▸ Task prompt
Write out, precisely and in full, each line of the material.

(Stored records)
## BEGIN

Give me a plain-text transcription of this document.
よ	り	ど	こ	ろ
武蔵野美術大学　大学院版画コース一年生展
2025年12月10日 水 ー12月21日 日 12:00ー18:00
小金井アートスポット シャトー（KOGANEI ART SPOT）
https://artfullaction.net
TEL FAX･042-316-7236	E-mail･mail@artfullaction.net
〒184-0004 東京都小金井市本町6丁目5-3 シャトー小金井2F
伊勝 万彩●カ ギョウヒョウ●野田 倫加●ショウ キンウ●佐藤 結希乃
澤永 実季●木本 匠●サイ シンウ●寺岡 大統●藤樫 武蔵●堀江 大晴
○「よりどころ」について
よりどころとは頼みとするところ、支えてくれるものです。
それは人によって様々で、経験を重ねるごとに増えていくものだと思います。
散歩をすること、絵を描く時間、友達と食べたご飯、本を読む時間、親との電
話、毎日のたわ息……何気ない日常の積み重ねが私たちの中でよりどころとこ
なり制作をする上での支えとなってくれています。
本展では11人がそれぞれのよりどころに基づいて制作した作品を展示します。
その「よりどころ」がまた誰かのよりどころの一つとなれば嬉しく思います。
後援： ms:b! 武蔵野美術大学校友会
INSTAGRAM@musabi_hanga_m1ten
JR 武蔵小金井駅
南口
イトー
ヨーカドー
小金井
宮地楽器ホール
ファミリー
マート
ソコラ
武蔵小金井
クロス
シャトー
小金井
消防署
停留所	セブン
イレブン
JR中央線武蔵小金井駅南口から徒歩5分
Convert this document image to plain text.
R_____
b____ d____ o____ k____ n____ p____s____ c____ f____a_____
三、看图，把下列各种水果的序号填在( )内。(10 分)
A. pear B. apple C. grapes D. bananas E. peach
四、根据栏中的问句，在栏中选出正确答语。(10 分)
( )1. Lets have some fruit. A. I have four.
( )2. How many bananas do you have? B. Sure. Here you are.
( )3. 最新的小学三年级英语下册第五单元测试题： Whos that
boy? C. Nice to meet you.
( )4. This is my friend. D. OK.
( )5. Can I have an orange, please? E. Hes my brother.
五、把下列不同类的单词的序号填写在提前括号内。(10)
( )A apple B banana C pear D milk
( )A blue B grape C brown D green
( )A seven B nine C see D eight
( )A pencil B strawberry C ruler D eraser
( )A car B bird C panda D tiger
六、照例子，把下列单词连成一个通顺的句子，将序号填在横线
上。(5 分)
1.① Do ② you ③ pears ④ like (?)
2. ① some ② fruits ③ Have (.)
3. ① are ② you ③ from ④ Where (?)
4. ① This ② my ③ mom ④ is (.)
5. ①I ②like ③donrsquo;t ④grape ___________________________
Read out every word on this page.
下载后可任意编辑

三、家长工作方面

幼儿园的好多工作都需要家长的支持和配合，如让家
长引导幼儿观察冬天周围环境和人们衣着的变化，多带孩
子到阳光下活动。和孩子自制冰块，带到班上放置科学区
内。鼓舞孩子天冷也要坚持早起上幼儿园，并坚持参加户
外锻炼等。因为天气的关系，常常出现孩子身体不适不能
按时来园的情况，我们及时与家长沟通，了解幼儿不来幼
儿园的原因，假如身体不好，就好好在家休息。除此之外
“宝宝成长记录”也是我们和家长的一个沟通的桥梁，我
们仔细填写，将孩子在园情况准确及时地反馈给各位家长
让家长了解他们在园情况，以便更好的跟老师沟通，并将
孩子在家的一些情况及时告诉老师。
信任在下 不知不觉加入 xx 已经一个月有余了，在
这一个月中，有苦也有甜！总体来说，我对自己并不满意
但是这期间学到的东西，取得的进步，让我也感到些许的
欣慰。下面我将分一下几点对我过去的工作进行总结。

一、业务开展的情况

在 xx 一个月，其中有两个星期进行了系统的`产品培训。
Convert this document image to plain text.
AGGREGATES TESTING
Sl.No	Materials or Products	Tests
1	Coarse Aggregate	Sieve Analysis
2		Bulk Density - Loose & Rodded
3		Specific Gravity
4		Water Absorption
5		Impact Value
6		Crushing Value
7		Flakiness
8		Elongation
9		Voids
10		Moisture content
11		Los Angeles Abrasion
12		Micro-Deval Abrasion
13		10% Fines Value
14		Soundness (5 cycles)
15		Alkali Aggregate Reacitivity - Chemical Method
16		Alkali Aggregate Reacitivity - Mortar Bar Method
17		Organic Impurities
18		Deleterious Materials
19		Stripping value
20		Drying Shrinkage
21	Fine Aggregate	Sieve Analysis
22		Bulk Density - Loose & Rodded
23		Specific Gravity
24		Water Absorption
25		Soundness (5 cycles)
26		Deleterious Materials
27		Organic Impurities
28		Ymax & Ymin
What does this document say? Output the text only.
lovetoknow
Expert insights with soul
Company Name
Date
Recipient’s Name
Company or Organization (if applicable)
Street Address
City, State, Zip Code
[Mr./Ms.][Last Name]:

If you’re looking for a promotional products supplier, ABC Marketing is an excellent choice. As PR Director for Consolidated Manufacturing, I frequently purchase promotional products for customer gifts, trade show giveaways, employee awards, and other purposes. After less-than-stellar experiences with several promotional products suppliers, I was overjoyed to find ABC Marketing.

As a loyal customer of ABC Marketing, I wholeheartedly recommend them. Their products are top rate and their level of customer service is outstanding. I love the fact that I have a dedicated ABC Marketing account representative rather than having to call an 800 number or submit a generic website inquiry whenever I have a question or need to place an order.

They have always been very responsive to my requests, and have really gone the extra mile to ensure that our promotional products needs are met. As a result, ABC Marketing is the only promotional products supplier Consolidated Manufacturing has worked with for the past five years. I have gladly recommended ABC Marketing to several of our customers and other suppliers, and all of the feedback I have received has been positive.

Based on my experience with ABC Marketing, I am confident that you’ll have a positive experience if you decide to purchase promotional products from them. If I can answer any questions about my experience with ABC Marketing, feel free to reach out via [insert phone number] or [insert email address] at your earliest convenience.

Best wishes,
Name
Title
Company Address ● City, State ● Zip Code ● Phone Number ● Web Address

## END

▸ Right answer
Give me a plain-text transcription of this document.
よ	り	ど	こ	ろ
武蔵野美術大学　大学院版画コース一年生展
2025年12月10日 水 ー12月21日 日 12:00ー18:00
小金井アートスポット シャトー（KOGANEI ART SPOT）
https://artfullaction.net
TEL FAX･042-316-7236	E-mail･mail@artfullaction.net
〒184-0004 東京都小金井市本町6丁目5-3 シャトー小金井2F
伊勝 万彩●カ ギョウヒョウ●野田 倫加●ショウ キンウ●佐藤 結希乃
澤永 実季●木本 匠●サイ シンウ●寺岡 大統●藤樫 武蔵●堀江 大晴
○「よりどころ」について
よりどころとは頼みとするところ、支えてくれるものです。
それは人によって様々で、経験を重ねるごとに増えていくものだと思います。
散歩をすること、絵を描く時間、友達と食べたご飯、本を読む時間、親との電
話、毎日のたわ息……何気ない日常の積み重ねが私たちの中でよりどころとこ
なり制作をする上での支えとなってくれています。
本展では11人がそれぞれのよりどころに基づいて制作した作品を展示します。
その「よりどころ」がまた誰かのよりどころの一つとなれば嬉しく思います。
後援： ms:b! 武蔵野美術大学校友会
INSTAGRAM@musabi_hanga_m1ten
JR 武蔵小金井駅
南口
イトー
ヨーカドー
小金井
宮地楽器ホール
ファミリー
マート
ソコラ
武蔵小金井
クロス
シャトー
小金井
消防署
停留所	セブン
イレブン
JR中央線武蔵小金井駅南口から徒歩5分
Convert this document image to plain text.
R_____
b____ d____ o____ k____ n____ p____s____ c____ f____a_____
三、看图，把下列各种水果的序号填在( )内。(10 分)
A. pear B. apple C. grapes D. bananas E. peach
四、根据栏中的问句，在栏中选出正确答语。(10 分)
( )1. Lets have some fruit. A. I have four.
( )2. How many bananas do you have? B. Sure. Here you are.
( )3. 最新的小学三年级英语下册第五单元测试题： Whos that
boy? C. Nice to meet you.
( )4. This is my friend. D. OK.
( )5. Can I have an orange, please? E. Hes my brother.
五、把下列不同类的单词的序号填写在提前括号内。(10)
( )A apple B banana C pear D milk
( )A blue B grape C brown D green
( )A seven B nine C see D eight
( )A pencil B strawberry C ruler D eraser
( )A car B bird C panda D tiger
六、照例子，把下列单词连成一个通顺的句子，将序号填在横线
上。(5 分)
1.① Do ② you ③ pears ④ like (?)
2. ① some ② fruits ③ Have (.)
3. ① are ② you ③ from ④ Where (?)
4. ① This ② my ③ mom ④ is (.)
5. ①I ②like ③donrsquo;t ④grape ___________________________
Read out every word on this page.
下载后可任意编辑

三、家长工作方面

幼儿园的好多工作都需要家长的支持和配合，如让家
长引导幼儿观察冬天周围环境和人们衣着的变化，多带孩
子到阳光下活动。和孩子自制冰块，带到班上放置科学区
内。鼓舞孩子天冷也要坚持早起上幼儿园，并坚持参加户
外锻炼等。因为天气的关系，常常出现孩子身体不适不能
按时来园的情况，我们及时与家长沟通，了解幼儿不来幼
儿园的原因，假如身体不好，就好好在家休息。除此之外
“宝宝成长记录”也是我们和家长的一个沟通的桥梁，我
们仔细填写，将孩子在园情况准确及时地反馈给各位家长
让家长了解他们在园情况，以便更好的跟老师沟通，并将
孩子在家的一些情况及时告诉老师。
信任在下 不知不觉加入 xx 已经一个月有余了，在
这一个月中，有苦也有甜！总体来说，我对自己并不满意
但是这期间学到的东西，取得的进步，让我也感到些许的
欣慰。下面我将分一下几点对我过去的工作进行总结。

一、业务开展的情况

在 xx 一个月，其中有两个星期进行了系统的`产品培训。
Convert this document image to plain text.
AGGREGATES TESTING
Sl.No	Materials or Products	Tests
1	Coarse Aggregate	Sieve Analysis
2		Bulk Density - Loose & Rodded
3		Specific Gravity
4		Water Absorption
5		Impact Value
6		Crushing Value
7		Flakiness
8		Elongation
9		Voids
10		Moisture content
11		Los Angeles Abrasion
12		Micro-Deval Abrasion
13		10% Fines Value
14		Soundness (5 cycles)
15		Alkali Aggregate Reacitivity - Chemical Method
16		Alkali Aggregate Reacitivity - Mortar Bar Method
17		Organic Impurities
18		Deleterious Materials
19		Stripping value
20		Drying Shrinkage
21	Fine Aggregate	Sieve Analysis
22		Bulk Density - Loose & Rodded
23		Specific Gravity
24		Water Absorption
25		Soundness (5 cycles)
26		Deleterious Materials
27		Organic Impurities
28		Ymax & Ymin
What does this document say? Output the text only.
lovetoknow
Expert insights with soul
Company Name
Date
Recipient’s Name
Company or Organization (if applicable)
Street Address
City, State, Zip Code
[Mr./Ms.][Last Name]:

If you’re looking for a promotional products supplier, ABC Marketing is an excellent choice. As PR Director for Consolidated Manufacturing, I frequently purchase promotional products for customer gifts, trade show giveaways, employee awards, and other purposes. After less-than-stellar experiences with several promotional products suppliers, I was overjoyed to find ABC Marketing.

As a loyal customer of ABC Marketing, I wholeheartedly recommend them. Their products are top rate and their level of customer service is outstanding. I love the fact that I have a dedicated ABC Marketing account representative rather than having to call an 800 number or submit a generic website inquiry whenever I have a question or need to place an order.

They have always been very responsive to my requests, and have really gone the extra mile to ensure that our promotional products needs are met. As a result, ABC Marketing is the only promotional products supplier Consolidated Manufacturing has worked with for the past five years. I have gladly recommended ABC Marketing to several of our customers and other suppliers, and all of the feedback I have received has been positive.

Based on my experience with ABC Marketing, I am confident that you’ll have a positive experience if you decide to purchase promotional products from them. If I can answer any questions about my experience with ABC Marketing, feel free to reach out via [insert phone number] or [insert email address] at your earliest convenience.

Best wishes,
Name
Title
Company Address ● City, State ● Zip Code ● Phone Number ● Web Address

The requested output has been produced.